● WHAT IS EXPECTED
Gather all lines from the material that contain "satis".

Part of a data file:
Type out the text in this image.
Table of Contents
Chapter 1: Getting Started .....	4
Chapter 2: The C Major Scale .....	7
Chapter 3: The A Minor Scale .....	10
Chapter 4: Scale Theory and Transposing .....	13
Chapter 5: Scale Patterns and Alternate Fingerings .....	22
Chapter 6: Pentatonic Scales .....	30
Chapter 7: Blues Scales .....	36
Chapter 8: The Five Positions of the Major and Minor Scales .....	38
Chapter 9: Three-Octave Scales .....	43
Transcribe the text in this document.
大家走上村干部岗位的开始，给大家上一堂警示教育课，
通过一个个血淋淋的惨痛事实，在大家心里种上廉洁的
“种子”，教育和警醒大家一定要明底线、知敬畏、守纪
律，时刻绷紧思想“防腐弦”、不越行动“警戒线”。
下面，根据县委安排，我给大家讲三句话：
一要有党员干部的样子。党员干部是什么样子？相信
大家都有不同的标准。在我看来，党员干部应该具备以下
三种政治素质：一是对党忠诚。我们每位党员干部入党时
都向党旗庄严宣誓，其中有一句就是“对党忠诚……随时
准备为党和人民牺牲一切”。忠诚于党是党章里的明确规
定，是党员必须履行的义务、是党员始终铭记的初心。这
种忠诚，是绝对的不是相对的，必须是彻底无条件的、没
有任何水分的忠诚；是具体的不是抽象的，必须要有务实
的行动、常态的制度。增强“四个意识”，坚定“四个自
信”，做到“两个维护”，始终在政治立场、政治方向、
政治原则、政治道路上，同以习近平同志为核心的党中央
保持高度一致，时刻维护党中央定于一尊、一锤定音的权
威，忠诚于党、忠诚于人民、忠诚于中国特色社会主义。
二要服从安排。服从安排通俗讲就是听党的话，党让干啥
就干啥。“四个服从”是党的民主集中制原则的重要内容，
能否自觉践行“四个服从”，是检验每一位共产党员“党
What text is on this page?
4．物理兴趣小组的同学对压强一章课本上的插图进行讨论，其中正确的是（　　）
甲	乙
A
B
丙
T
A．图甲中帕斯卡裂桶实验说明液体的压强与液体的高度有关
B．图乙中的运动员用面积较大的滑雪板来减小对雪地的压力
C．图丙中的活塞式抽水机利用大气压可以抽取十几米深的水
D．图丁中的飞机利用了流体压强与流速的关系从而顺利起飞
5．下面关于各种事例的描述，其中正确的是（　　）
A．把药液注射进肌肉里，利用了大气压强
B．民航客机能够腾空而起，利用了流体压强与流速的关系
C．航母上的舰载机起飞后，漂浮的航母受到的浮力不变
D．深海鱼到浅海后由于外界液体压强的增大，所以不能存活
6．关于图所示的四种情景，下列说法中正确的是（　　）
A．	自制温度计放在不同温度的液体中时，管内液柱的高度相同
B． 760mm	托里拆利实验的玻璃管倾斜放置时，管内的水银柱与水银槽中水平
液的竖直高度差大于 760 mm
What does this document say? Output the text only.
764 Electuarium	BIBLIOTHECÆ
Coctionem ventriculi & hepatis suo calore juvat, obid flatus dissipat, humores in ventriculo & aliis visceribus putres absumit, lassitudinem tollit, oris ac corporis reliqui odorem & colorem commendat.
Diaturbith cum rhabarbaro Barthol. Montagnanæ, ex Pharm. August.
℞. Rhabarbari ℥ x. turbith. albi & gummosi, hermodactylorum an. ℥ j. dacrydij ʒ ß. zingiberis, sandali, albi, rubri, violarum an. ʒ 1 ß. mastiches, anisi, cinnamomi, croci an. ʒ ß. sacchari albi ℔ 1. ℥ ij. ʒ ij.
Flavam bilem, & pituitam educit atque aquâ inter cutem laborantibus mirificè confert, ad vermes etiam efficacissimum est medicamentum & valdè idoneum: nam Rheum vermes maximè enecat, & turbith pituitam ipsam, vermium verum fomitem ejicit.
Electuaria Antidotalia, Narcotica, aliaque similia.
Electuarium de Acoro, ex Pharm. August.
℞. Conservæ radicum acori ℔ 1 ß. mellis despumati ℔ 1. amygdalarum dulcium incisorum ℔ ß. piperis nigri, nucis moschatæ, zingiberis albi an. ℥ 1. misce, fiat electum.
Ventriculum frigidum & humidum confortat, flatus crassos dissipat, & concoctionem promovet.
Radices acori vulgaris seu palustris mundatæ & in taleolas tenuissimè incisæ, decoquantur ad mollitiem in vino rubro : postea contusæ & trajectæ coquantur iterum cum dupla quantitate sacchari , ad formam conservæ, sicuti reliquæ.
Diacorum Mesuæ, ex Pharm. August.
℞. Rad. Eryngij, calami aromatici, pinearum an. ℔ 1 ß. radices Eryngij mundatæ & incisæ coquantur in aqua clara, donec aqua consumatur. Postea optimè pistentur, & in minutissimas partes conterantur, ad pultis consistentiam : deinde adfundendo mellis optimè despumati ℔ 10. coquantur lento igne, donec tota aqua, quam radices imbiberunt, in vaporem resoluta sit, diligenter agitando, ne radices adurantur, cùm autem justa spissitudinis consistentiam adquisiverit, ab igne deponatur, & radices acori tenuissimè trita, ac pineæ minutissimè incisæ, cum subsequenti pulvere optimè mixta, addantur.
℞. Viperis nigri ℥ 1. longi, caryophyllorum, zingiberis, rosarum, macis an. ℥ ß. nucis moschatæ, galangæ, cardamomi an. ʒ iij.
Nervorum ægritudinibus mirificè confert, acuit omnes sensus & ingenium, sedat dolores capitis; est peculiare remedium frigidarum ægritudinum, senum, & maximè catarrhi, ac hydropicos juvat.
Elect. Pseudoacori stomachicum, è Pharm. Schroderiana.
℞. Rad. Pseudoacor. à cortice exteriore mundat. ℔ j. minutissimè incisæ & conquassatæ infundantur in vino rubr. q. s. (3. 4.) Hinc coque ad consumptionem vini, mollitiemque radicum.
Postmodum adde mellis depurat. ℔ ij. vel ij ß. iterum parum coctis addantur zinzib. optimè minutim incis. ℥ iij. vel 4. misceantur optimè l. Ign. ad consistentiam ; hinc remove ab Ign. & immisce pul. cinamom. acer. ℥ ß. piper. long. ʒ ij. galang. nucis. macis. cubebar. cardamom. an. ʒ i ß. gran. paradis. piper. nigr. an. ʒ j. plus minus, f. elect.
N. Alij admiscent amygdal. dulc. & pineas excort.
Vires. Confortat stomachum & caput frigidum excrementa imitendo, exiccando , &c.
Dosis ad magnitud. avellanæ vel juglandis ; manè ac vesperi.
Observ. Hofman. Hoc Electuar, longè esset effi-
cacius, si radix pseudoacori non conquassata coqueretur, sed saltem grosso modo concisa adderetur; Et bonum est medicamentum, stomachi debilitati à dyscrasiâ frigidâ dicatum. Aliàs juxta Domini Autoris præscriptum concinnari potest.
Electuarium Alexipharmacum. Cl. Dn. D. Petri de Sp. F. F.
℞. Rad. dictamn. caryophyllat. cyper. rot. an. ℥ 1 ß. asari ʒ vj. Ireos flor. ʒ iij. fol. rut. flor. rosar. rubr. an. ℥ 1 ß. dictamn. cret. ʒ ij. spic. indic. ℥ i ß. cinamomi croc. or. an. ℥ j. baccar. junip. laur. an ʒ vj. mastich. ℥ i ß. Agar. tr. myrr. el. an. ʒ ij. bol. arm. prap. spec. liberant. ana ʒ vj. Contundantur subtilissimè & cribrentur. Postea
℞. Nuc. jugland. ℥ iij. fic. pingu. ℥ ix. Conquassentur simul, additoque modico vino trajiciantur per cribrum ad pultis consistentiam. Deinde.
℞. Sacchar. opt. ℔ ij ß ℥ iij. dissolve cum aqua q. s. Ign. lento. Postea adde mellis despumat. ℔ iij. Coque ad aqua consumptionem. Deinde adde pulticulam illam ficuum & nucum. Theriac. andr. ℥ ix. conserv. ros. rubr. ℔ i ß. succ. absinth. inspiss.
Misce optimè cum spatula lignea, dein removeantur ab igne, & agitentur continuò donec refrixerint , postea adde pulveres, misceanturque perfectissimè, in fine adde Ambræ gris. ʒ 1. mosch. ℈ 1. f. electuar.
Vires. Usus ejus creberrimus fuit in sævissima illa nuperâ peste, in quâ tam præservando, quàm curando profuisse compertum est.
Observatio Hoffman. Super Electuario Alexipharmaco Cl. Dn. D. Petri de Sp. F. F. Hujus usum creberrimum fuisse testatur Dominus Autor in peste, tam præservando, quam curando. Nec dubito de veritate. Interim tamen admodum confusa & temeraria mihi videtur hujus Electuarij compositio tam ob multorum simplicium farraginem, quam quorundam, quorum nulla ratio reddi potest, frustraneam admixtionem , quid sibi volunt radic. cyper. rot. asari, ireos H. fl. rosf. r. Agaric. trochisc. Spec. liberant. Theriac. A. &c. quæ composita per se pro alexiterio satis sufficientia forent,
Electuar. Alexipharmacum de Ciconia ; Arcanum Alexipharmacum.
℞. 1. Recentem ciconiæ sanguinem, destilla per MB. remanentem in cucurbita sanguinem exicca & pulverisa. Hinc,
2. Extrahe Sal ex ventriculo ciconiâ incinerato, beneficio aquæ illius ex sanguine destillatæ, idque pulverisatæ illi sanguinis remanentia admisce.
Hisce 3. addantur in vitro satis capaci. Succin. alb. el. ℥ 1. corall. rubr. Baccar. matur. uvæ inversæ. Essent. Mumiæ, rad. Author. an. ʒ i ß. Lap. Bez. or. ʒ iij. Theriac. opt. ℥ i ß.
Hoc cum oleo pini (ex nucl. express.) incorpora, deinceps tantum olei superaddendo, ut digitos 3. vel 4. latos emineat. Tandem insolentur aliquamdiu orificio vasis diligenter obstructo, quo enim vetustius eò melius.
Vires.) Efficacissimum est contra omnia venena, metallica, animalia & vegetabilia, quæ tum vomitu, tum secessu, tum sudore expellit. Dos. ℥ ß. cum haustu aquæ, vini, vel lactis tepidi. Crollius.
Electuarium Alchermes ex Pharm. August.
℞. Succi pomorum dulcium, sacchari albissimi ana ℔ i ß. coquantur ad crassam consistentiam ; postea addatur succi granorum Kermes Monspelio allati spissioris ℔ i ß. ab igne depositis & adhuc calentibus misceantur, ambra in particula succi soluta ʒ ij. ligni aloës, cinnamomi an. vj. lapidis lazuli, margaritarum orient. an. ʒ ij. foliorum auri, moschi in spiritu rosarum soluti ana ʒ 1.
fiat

● EXPECTED ANSWER
Observatio Hoffman. Super Electuario Alexipharmaco Cl. Dn. D. Petri de Sp. F. F. Hujus usum creberrimum fuisse testatur Dominus Autor in peste, tam præservando, quam curando. Nec dubito de veritate. Interim tamen admodum confusa & temeraria mihi videtur hujus Electuarij compositio tam ob multorum simplicium farraginem, quam quorundam, quorum nulla ratio reddi potest, frustraneam admixtionem , quid sibi volunt radic. cyper. rot. asari, ireos H. fl. rosf. r. Agaric. trochisc. Spec. liberant. Theriac. A. &c. quæ composita per se pro alexiterio satis sufficientia forent,
Hisce 3. addantur in vitro satis capaci. Succin. alb. el. ℥ 1. corall. rubr. Baccar. matur. uvæ inversæ. Essent. Mumiæ, rad. Author. an. ʒ i ß. Lap. Bez. or. ʒ iij. Theriac. opt. ℥ i ß.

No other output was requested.